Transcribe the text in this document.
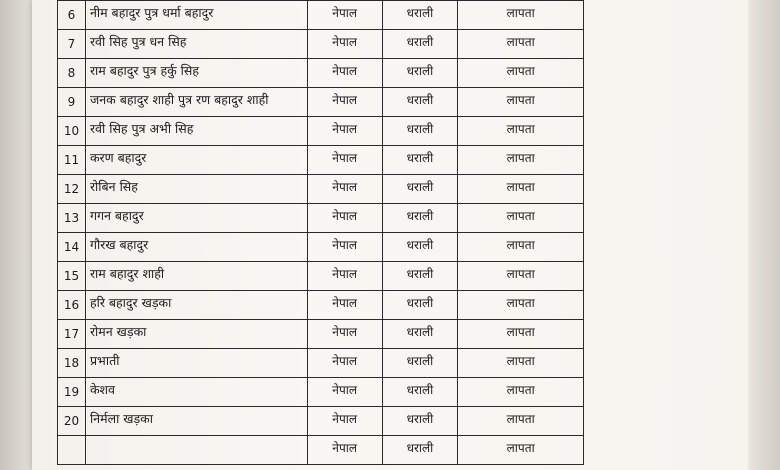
6	नीम बहादुर पुत्र धर्मा बहादुर	नेपाल	धराली	लापता
7	रवी सिह पुत्र धन सिह	नेपाल	धराली	लापता
8	राम बहादुर पुत्र हर्कु सिह	नेपाल	धराली	लापता
9	जनक बहादुर शाही पुत्र रण बहादुर शाही	नेपाल	धराली	लापता
10	रवी सिह पुत्र अभी सिह	नेपाल	धराली	लापता
11	करण बहादुर	नेपाल	धराली	लापता
12	रोबिन सिह	नेपाल	धराली	लापता
13	गगन बहादुर	नेपाल	धराली	लापता
14	गौरख बहादुर	नेपाल	धराली	लापता
15	राम बहादुर शाही	नेपाल	धराली	लापता
16	हरि बहादुर खड़का	नेपाल	धराली	लापता
17	रोमन खड़का	नेपाल	धराली	लापता
18	प्रभाती	नेपाल	धराली	लापता
19	केशव	नेपाल	धराली	लापता
20	निर्मला खड़का	नेपाल	धराली	लापता
		नेपाल	धराली	लापता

#### WHAT TO DO
Pictures stay out of the copy; please restate every record above exactly.

#### ANSWER IN FULL
Transcribe the text in this document.
6	नीम बहादुर पुत्र धर्मा बहादुर	नेपाल	धराली	लापता
7	रवी सिह पुत्र धन सिह	नेपाल	धराली	लापता
8	राम बहादुर पुत्र हर्कु सिह	नेपाल	धराली	लापता
9	जनक बहादुर शाही पुत्र रण बहादुर शाही	नेपाल	धराली	लापता
10	रवी सिह पुत्र अभी सिह	नेपाल	धराली	लापता
11	करण बहादुर	नेपाल	धराली	लापता
12	रोबिन सिह	नेपाल	धराली	लापता
13	गगन बहादुर	नेपाल	धराली	लापता
14	गौरख बहादुर	नेपाल	धराली	लापता
15	राम बहादुर शाही	नेपाल	धराली	लापता
16	हरि बहादुर खड़का	नेपाल	धराली	लापता
17	रोमन खड़का	नेपाल	धराली	लापता
18	प्रभाती	नेपाल	धराली	लापता
19	केशव	नेपाल	धराली	लापता
20	निर्मला खड़का	नेपाल	धराली	लापता
		नेपाल	धराली	लापता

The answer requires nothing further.